Write down every entry below once more, exactly.

■ **Record excerpts**:
start

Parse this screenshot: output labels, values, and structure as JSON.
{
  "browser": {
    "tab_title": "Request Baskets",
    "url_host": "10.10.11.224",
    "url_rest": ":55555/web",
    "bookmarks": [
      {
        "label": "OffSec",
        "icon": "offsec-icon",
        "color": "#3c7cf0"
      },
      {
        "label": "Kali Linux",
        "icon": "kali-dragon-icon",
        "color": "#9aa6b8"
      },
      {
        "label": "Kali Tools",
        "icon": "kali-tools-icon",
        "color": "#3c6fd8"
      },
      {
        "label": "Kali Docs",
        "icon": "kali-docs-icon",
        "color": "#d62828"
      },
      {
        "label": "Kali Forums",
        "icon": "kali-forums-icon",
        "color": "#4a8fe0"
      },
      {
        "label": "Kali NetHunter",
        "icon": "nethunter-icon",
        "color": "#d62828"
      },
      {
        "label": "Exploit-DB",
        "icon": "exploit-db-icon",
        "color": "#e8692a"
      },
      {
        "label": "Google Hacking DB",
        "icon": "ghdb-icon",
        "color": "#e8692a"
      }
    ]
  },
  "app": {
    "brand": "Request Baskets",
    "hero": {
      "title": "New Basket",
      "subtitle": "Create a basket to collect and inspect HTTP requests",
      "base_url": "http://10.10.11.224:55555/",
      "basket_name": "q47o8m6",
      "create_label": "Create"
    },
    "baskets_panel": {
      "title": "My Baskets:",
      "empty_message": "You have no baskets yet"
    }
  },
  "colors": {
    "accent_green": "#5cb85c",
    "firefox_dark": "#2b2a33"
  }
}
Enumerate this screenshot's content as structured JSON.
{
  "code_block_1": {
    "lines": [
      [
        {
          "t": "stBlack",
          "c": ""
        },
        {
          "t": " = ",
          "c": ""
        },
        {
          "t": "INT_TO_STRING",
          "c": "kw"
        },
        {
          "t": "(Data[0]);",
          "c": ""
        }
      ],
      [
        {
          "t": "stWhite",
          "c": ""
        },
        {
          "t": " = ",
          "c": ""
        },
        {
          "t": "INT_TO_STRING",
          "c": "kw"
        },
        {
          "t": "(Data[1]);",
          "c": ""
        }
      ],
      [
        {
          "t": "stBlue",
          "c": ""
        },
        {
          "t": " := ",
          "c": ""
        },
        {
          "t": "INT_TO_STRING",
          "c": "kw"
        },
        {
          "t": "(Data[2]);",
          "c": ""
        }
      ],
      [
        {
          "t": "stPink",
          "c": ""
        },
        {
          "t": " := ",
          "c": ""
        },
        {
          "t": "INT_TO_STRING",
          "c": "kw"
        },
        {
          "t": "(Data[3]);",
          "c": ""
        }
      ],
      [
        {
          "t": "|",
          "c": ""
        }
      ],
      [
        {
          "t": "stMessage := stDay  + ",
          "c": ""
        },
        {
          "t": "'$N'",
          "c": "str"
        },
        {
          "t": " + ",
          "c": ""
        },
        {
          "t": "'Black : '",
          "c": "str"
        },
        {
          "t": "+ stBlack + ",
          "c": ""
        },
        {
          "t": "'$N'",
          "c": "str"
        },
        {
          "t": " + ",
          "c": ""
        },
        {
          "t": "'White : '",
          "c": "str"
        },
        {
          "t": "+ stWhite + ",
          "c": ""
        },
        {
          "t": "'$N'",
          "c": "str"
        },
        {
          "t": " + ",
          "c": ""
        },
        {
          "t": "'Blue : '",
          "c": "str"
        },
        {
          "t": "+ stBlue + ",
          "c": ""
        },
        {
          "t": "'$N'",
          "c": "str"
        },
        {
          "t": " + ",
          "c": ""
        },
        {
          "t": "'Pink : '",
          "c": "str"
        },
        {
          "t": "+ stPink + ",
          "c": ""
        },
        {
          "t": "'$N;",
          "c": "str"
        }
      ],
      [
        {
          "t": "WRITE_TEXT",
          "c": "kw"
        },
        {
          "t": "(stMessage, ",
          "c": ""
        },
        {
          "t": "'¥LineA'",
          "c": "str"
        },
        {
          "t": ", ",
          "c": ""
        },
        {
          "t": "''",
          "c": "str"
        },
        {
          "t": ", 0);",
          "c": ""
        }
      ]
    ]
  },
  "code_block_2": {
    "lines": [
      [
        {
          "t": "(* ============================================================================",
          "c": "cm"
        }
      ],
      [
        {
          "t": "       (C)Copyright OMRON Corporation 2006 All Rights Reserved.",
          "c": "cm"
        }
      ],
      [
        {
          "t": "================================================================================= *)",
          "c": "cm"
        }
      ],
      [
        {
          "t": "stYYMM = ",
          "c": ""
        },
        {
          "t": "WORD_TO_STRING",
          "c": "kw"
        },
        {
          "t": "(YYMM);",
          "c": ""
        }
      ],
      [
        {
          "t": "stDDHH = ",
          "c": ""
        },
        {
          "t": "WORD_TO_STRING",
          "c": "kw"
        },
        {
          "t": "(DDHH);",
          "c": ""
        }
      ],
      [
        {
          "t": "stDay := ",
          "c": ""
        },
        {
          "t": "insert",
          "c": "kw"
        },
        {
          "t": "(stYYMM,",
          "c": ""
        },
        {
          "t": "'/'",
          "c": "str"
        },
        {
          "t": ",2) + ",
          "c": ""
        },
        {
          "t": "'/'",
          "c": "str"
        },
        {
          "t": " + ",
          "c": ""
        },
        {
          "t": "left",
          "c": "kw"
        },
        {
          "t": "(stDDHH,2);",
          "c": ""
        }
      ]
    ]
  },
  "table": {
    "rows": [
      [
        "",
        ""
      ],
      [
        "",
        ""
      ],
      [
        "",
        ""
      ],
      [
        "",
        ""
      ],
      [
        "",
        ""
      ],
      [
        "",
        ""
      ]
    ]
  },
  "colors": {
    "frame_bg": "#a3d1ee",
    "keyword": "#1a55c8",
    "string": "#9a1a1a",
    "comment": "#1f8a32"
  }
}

end

■ **Response to this exercise**:
Parse this screenshot: output labels, values, and structure as JSON.
{
  "browser": {
    "tab_title": "Request Baskets",
    "url_host": "10.10.11.224",
    "url_rest": ":55555/web",
    "bookmarks": [
      {
        "label": "OffSec",
        "icon": "offsec-icon",
        "color": "#3c7cf0"
      },
      {
        "label": "Kali Linux",
        "icon": "kali-dragon-icon",
        "color": "#9aa6b8"
      },
      {
        "label": "Kali Tools",
        "icon": "kali-tools-icon",
        "color": "#3c6fd8"
      },
      {
        "label": "Kali Docs",
        "icon": "kali-docs-icon",
        "color": "#d62828"
      },
      {
        "label": "Kali Forums",
        "icon": "kali-forums-icon",
        "color": "#4a8fe0"
      },
      {
        "label": "Kali NetHunter",
        "icon": "nethunter-icon",
        "color": "#d62828"
      },
      {
        "label": "Exploit-DB",
        "icon": "exploit-db-icon",
        "color": "#e8692a"
      },
      {
        "label": "Google Hacking DB",
        "icon": "ghdb-icon",
        "color": "#e8692a"
      }
    ]
  },
  "app": {
    "brand": "Request Baskets",
    "hero": {
      "title": "New Basket",
      "subtitle": "Create a basket to collect and inspect HTTP requests",
      "base_url": "http://10.10.11.224:55555/",
      "basket_name": "q47o8m6",
      "create_label": "Create"
    },
    "baskets_panel": {
      "title": "My Baskets:",
      "empty_message": "You have no baskets yet"
    }
  },
  "colors": {
    "accent_green": "#5cb85c",
    "firefox_dark": "#2b2a33"
  }
}
Enumerate this screenshot's content as structured JSON.
{
  "code_block_1": {
    "lines": [
      [
        {
          "t": "stBlack",
          "c": ""
        },
        {
          "t": " = ",
          "c": ""
        },
        {
          "t": "INT_TO_STRING",
          "c": "kw"
        },
        {
          "t": "(Data[0]);",
          "c": ""
        }
      ],
      [
        {
          "t": "stWhite",
          "c": ""
        },
        {
          "t": " = ",
          "c": ""
        },
        {
          "t": "INT_TO_STRING",
          "c": "kw"
        },
        {
          "t": "(Data[1]);",
          "c": ""
        }
      ],
      [
        {
          "t": "stBlue",
          "c": ""
        },
        {
          "t": " := ",
          "c": ""
        },
        {
          "t": "INT_TO_STRING",
          "c": "kw"
        },
        {
          "t": "(Data[2]);",
          "c": ""
        }
      ],
      [
        {
          "t": "stPink",
          "c": ""
        },
        {
          "t": " := ",
          "c": ""
        },
        {
          "t": "INT_TO_STRING",
          "c": "kw"
        },
        {
          "t": "(Data[3]);",
          "c": ""
        }
      ],
      [
        {
          "t": "|",
          "c": ""
        }
      ],
      [
        {
          "t": "stMessage := stDay  + ",
          "c": ""
        },
        {
          "t": "'$N'",
          "c": "str"
        },
        {
          "t": " + ",
          "c": ""
        },
        {
          "t": "'Black : '",
          "c": "str"
        },
        {
          "t": "+ stBlack + ",
          "c": ""
        },
        {
          "t": "'$N'",
          "c": "str"
        },
        {
          "t": " + ",
          "c": ""
        },
        {
          "t": "'White : '",
          "c": "str"
        },
        {
          "t": "+ stWhite + ",
          "c": ""
        },
        {
          "t": "'$N'",
          "c": "str"
        },
        {
          "t": " + ",
          "c": ""
        },
        {
          "t": "'Blue : '",
          "c": "str"
        },
        {
          "t": "+ stBlue + ",
          "c": ""
        },
        {
          "t": "'$N'",
          "c": "str"
        },
        {
          "t": " + ",
          "c": ""
        },
        {
          "t": "'Pink : '",
          "c": "str"
        },
        {
          "t": "+ stPink + ",
          "c": ""
        },
        {
          "t": "'$N;",
          "c": "str"
        }
      ],
      [
        {
          "t": "WRITE_TEXT",
          "c": "kw"
        },
        {
          "t": "(stMessage, ",
          "c": ""
        },
        {
          "t": "'¥LineA'",
          "c": "str"
        },
        {
          "t": ", ",
          "c": ""
        },
        {
          "t": "''",
          "c": "str"
        },
        {
          "t": ", 0);",
          "c": ""
        }
      ]
    ]
  },
  "code_block_2": {
    "lines": [
      [
        {
          "t": "(* ============================================================================",
          "c": "cm"
        }
      ],
      [
        {
          "t": "       (C)Copyright OMRON Corporation 2006 All Rights Reserved.",
          "c": "cm"
        }
      ],
      [
        {
          "t": "================================================================================= *)",
          "c": "cm"
        }
      ],
      [
        {
          "t": "stYYMM = ",
          "c": ""
        },
        {
          "t": "WORD_TO_STRING",
          "c": "kw"
        },
        {
          "t": "(YYMM);",
          "c": ""
        }
      ],
      [
        {
          "t": "stDDHH = ",
          "c": ""
        },
        {
          "t": "WORD_TO_STRING",
          "c": "kw"
        },
        {
          "t": "(DDHH);",
          "c": ""
        }
      ],
      [
        {
          "t": "stDay := ",
          "c": ""
        },
        {
          "t": "insert",
          "c": "kw"
        },
        {
          "t": "(stYYMM,",
          "c": ""
        },
        {
          "t": "'/'",
          "c": "str"
        },
        {
          "t": ",2) + ",
          "c": ""
        },
        {
          "t": "'/'",
          "c": "str"
        },
        {
          "t": " + ",
          "c": ""
        },
        {
          "t": "left",
          "c": "kw"
        },
        {
          "t": "(stDDHH,2);",
          "c": ""
        }
      ]
    ]
  },
  "table": {
    "rows": [
      [
        "",
        ""
      ],
      [
        "",
        ""
      ],
      [
        "",
        ""
      ],
      [
        "",
        ""
      ],
      [
        "",
        ""
      ],
      [
        "",
        ""
      ]
    ]
  },
  "colors": {
    "frame_bg": "#a3d1ee",
    "keyword": "#1a55c8",
    "string": "#9a1a1a",
    "comment": "#1f8a32"
  }
}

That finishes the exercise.